# Records from a dataset
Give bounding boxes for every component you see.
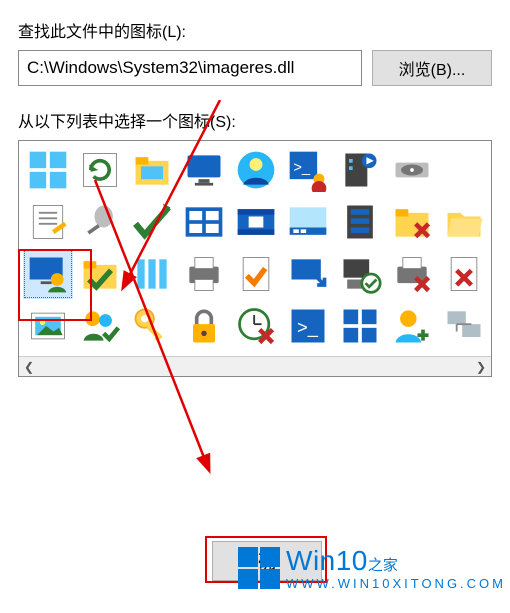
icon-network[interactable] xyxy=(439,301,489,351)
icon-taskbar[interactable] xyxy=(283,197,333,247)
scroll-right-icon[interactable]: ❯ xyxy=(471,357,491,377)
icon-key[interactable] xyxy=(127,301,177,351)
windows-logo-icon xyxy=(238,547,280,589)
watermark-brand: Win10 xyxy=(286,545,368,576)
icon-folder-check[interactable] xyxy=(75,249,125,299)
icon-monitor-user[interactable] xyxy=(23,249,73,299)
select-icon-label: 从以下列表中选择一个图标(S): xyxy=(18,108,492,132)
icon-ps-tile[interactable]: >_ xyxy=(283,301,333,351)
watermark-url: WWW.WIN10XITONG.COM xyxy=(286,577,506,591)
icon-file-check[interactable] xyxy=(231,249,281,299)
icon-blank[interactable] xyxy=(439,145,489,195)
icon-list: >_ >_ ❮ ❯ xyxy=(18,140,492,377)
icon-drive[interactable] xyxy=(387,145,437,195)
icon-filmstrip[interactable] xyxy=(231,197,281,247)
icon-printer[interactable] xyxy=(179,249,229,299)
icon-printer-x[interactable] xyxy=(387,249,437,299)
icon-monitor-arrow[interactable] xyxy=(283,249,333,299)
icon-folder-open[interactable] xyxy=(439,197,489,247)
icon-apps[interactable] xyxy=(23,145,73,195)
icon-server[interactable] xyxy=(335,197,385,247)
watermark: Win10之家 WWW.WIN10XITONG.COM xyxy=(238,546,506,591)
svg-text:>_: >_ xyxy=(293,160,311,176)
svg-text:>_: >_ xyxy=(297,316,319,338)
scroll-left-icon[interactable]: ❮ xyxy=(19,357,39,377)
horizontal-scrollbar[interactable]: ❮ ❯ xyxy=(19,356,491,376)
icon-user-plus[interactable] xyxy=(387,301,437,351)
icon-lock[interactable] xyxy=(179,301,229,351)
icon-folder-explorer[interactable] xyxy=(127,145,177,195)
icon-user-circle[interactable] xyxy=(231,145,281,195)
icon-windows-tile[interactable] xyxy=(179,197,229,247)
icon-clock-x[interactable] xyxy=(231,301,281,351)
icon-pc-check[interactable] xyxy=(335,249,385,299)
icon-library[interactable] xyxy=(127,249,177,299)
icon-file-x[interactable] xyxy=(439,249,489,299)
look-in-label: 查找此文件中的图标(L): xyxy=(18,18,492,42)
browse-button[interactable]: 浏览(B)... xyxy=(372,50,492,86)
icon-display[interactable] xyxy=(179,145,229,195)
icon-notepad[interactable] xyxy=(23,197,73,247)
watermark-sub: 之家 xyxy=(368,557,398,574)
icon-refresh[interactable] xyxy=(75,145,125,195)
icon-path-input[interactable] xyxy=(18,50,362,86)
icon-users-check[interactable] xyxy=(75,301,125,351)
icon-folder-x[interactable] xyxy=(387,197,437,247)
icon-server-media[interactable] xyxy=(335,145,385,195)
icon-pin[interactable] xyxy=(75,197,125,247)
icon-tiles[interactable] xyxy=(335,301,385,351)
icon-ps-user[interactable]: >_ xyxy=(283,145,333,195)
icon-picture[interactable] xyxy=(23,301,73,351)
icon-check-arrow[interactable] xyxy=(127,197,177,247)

---

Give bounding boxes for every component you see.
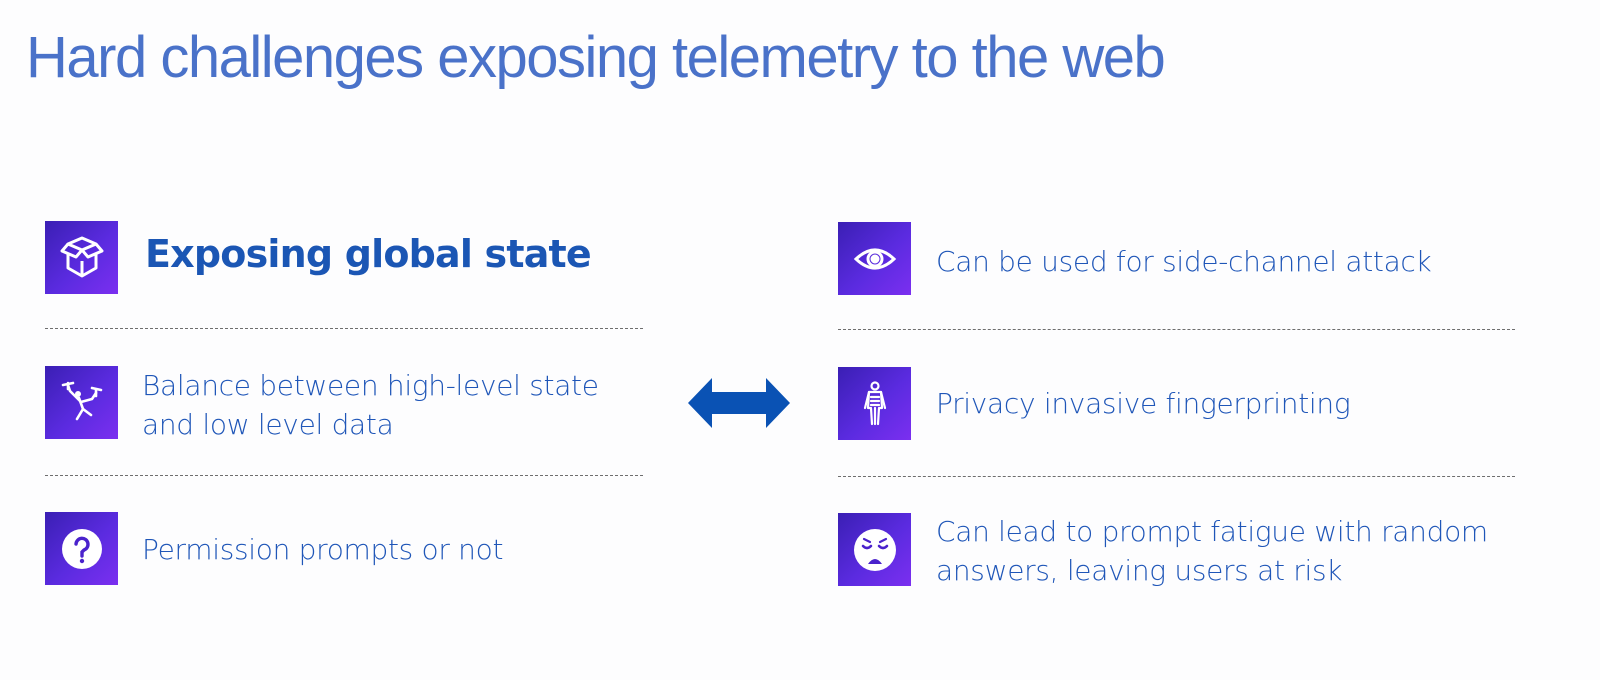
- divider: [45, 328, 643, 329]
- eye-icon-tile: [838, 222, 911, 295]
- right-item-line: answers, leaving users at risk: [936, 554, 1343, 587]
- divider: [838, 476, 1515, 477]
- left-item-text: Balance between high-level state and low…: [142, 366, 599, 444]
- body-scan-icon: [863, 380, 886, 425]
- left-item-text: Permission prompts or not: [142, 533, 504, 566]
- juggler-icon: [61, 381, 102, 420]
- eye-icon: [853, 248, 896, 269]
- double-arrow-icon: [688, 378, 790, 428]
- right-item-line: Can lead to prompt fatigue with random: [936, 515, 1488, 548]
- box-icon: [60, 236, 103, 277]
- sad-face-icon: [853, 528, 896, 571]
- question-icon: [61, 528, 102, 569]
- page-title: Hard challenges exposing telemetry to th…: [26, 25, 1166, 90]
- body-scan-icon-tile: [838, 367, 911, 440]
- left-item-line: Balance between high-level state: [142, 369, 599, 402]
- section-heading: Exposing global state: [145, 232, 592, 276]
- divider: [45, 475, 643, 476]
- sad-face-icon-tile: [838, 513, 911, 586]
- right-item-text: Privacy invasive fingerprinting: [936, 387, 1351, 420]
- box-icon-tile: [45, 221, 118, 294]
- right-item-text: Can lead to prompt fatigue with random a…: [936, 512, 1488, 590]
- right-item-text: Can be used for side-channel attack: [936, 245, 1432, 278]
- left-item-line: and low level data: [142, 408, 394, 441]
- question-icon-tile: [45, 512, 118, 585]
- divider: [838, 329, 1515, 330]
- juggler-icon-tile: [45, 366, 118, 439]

* * *

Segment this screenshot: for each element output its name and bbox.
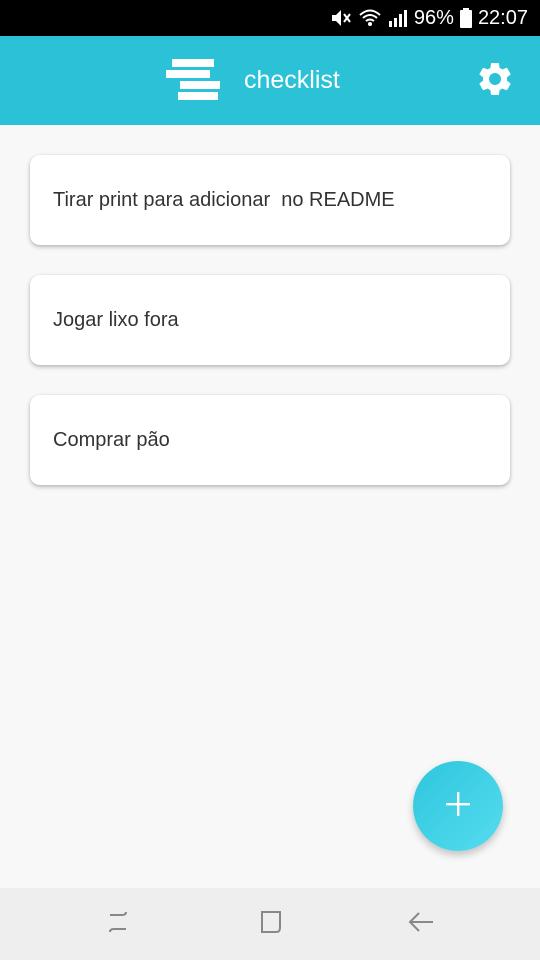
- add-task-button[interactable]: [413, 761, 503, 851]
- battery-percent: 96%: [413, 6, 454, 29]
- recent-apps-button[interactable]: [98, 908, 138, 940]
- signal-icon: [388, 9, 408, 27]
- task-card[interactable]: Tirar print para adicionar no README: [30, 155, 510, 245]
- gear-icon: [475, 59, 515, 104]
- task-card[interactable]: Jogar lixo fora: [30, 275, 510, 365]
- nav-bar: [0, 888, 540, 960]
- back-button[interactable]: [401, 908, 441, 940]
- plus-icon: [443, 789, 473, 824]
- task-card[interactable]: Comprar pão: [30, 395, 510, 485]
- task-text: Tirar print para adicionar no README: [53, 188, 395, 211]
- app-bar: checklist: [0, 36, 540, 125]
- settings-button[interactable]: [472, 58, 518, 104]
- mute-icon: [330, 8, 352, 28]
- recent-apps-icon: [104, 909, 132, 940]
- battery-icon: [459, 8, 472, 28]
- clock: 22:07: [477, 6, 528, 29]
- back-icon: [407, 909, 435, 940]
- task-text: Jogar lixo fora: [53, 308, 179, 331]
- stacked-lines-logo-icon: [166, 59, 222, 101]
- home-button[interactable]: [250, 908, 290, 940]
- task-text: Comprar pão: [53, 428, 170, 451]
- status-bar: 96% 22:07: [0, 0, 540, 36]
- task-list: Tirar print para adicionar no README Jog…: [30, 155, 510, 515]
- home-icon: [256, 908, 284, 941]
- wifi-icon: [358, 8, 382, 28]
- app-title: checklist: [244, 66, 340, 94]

# Work to be completed
Format the lines from the one containing "- add-task-button[interactable]: [413, 761, 503, 851]" through the one containing "- app-title: checklist: [244, 66, 340, 94]" as a numbered list, including both ends and leaving out blank lines.

# Full answer
1. - add-task-button[interactable]: [413, 761, 503, 851]
2. - battery-percent: 96%: [413, 6, 454, 29]
3. - recent-apps-button[interactable]: [98, 908, 138, 940]
4. - signal-icon: [388, 9, 408, 27]
5. - task-card[interactable]: Tirar print para adicionar no README: [30, 155, 510, 245]
6. - gear-icon: [475, 59, 515, 104]
7. - task-card[interactable]: Jogar lixo fora: [30, 275, 510, 365]
8. - nav-bar: [0, 888, 540, 960]
9. - back-button[interactable]: [401, 908, 441, 940]
10. - plus-icon: [443, 789, 473, 824]
11. - task-card[interactable]: Comprar pão: [30, 395, 510, 485]
12. - task-text: Tirar print para adicionar no README: [53, 188, 395, 211]
13. - app-bar: checklist: [0, 36, 540, 125]
14. - settings-button[interactable]: [472, 58, 518, 104]
15. - mute-icon: [330, 8, 352, 28]
16. - recent-apps-icon: [104, 909, 132, 940]
17. - battery-icon: [459, 8, 472, 28]
18. - clock: 22:07: [477, 6, 528, 29]
19. - back-icon: [407, 909, 435, 940]
20. - task-text: Jogar lixo fora: [53, 308, 179, 331]
21. - stacked-lines-logo-icon: [166, 59, 222, 101]
22. - home-button[interactable]: [250, 908, 290, 940]
23. - task-text: Comprar pão: [53, 428, 170, 451]
24. - status-bar: 96% 22:07: [0, 0, 540, 36]
25. - task-list: Tirar print para adicionar no README Jog…: [30, 155, 510, 515]
26. - home-icon: [256, 908, 284, 941]
27. - wifi-icon: [358, 8, 382, 28]
28. - app-title: checklist: [244, 66, 340, 94]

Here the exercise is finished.